━━━ Data supplied

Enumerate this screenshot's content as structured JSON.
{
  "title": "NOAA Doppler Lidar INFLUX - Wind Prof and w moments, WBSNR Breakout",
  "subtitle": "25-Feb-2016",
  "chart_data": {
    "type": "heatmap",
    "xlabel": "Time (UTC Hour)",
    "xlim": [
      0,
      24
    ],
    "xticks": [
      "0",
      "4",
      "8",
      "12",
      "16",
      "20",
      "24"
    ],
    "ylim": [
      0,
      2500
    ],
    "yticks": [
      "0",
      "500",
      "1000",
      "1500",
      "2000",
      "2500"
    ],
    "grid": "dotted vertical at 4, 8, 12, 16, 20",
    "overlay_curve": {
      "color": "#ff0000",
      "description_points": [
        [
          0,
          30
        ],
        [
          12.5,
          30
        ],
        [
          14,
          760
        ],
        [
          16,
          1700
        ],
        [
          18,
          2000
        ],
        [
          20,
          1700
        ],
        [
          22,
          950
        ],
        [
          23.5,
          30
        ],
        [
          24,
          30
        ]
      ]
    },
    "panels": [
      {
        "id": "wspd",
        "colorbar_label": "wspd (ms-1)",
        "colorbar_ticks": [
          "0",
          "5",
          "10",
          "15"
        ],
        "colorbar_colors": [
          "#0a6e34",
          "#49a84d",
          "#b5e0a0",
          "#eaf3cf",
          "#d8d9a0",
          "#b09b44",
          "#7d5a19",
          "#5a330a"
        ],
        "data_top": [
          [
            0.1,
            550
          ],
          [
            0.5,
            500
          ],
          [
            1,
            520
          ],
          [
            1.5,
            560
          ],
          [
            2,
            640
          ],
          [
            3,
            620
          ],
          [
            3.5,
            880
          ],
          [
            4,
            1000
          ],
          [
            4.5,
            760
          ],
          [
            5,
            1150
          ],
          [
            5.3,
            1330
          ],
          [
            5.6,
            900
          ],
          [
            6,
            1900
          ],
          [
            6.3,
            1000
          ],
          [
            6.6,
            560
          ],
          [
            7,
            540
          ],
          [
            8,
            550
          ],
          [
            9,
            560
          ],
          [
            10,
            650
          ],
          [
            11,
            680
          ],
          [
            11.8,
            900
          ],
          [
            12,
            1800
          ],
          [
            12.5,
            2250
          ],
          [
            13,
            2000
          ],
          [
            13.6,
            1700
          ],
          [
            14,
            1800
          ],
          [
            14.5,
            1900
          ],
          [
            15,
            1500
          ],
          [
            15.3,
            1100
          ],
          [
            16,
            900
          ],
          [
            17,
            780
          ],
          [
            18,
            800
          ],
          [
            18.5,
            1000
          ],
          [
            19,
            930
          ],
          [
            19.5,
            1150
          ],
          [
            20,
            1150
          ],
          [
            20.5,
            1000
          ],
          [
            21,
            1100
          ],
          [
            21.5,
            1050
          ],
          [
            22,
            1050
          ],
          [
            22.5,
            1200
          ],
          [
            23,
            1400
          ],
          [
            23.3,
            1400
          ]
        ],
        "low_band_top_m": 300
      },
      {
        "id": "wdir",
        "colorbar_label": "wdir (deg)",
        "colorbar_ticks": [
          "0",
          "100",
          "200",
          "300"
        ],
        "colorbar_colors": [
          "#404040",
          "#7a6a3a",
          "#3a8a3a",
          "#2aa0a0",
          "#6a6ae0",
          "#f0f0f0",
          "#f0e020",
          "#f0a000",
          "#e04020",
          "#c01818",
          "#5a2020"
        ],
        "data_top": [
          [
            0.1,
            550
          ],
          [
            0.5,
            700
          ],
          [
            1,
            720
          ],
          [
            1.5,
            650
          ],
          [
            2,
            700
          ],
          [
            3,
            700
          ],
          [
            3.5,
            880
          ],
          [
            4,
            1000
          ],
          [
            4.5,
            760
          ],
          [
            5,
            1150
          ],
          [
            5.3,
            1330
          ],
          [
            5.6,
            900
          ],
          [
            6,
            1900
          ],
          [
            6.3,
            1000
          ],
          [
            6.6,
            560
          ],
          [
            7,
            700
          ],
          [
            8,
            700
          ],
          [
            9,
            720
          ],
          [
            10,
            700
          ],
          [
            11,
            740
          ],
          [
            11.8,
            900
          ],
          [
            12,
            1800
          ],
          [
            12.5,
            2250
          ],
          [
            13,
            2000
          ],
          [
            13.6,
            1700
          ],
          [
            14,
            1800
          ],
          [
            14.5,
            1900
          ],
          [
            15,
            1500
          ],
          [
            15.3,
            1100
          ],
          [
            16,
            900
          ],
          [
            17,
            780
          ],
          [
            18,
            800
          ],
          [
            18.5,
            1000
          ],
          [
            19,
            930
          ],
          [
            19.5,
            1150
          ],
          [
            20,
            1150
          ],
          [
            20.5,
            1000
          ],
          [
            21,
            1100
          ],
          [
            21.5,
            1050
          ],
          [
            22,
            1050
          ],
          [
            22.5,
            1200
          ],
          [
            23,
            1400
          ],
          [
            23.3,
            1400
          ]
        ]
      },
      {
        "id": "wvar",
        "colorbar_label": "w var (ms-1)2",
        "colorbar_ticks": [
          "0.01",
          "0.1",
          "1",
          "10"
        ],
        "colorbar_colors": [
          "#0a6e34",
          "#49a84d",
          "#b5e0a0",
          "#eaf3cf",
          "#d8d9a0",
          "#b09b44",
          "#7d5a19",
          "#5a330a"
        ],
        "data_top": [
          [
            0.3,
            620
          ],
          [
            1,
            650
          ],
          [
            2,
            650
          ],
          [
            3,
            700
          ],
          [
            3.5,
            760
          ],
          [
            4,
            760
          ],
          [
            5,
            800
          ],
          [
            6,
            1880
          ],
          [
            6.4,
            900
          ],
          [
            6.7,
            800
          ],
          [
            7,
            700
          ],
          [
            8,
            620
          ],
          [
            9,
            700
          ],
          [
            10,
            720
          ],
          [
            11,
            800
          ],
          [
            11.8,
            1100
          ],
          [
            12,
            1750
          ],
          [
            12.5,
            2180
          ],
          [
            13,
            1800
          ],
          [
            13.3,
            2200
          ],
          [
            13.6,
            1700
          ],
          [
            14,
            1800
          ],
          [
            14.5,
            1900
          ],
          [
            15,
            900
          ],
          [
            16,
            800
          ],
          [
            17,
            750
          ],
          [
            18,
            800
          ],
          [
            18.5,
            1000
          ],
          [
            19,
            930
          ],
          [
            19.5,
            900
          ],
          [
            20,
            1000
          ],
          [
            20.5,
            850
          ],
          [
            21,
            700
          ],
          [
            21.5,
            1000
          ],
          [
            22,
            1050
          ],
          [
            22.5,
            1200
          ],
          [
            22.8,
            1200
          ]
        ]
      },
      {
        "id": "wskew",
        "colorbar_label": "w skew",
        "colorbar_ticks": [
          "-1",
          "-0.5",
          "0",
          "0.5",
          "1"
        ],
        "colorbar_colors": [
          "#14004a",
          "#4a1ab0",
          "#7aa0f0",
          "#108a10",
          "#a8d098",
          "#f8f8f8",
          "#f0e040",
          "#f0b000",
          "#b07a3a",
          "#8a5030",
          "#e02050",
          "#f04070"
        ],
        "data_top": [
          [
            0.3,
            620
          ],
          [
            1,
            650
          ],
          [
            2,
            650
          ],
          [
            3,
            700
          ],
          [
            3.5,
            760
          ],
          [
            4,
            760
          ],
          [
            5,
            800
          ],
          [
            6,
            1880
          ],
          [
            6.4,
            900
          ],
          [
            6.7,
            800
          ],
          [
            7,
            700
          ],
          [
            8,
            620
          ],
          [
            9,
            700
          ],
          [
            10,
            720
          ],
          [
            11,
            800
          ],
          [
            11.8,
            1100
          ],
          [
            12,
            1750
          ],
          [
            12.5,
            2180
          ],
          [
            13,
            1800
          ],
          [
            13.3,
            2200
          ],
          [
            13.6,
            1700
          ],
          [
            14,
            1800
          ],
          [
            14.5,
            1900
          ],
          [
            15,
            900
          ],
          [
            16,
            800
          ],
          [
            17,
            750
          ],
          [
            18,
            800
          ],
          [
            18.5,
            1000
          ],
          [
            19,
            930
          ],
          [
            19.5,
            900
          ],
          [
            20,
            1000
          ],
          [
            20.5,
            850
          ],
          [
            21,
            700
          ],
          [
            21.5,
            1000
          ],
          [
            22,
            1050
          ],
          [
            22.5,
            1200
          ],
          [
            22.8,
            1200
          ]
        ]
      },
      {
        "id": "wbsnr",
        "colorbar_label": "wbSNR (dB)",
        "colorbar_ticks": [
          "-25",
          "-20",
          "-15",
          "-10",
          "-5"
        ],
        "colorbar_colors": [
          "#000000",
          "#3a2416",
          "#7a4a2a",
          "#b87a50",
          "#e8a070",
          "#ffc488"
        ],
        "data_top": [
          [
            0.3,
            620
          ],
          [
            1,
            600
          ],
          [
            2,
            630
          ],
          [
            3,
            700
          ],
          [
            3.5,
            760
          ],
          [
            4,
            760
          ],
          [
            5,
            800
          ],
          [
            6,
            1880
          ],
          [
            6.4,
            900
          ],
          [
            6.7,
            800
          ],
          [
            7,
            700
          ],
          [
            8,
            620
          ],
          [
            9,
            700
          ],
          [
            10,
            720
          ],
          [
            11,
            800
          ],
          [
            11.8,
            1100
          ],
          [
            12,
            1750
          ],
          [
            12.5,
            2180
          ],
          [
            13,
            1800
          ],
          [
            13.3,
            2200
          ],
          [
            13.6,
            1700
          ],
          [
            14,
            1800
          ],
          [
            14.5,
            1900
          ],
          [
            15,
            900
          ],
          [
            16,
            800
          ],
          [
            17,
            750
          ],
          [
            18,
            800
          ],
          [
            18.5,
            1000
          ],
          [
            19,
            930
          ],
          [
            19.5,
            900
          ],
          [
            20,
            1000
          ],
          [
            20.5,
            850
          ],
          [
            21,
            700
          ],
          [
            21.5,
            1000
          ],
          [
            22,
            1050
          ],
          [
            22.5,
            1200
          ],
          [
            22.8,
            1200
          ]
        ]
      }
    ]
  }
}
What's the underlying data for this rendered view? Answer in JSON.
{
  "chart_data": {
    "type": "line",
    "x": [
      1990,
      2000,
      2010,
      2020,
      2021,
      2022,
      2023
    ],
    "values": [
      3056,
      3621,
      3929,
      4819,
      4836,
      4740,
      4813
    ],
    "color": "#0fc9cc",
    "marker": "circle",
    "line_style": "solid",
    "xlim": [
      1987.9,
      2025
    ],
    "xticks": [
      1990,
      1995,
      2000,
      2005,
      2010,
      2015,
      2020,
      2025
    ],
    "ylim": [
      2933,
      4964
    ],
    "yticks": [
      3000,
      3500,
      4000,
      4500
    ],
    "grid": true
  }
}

━━━━━━

### What to work on
Extract every line from the one containing "What's the underlying" to the end of the entries, including both of those lines, exactly as given and with nothing added.

### Response
What's the underlying data for this rendered view? Answer in JSON.
{
  "chart_data": {
    "type": "line",
    "x": [
      1990,
      2000,
      2010,
      2020,
      2021,
      2022,
      2023
    ],
    "values": [
      3056,
      3621,
      3929,
      4819,
      4836,
      4740,
      4813
    ],
    "color": "#0fc9cc",
    "marker": "circle",
    "line_style": "solid",
    "xlim": [
      1987.9,
      2025
    ],
    "xticks": [
      1990,
      1995,
      2000,
      2005,
      2010,
      2015,
      2020,
      2025
    ],
    "ylim": [
      2933,
      4964
    ],
    "yticks": [
      3000,
      3500,
      4000,
      4500
    ],
    "grid": true
  }
}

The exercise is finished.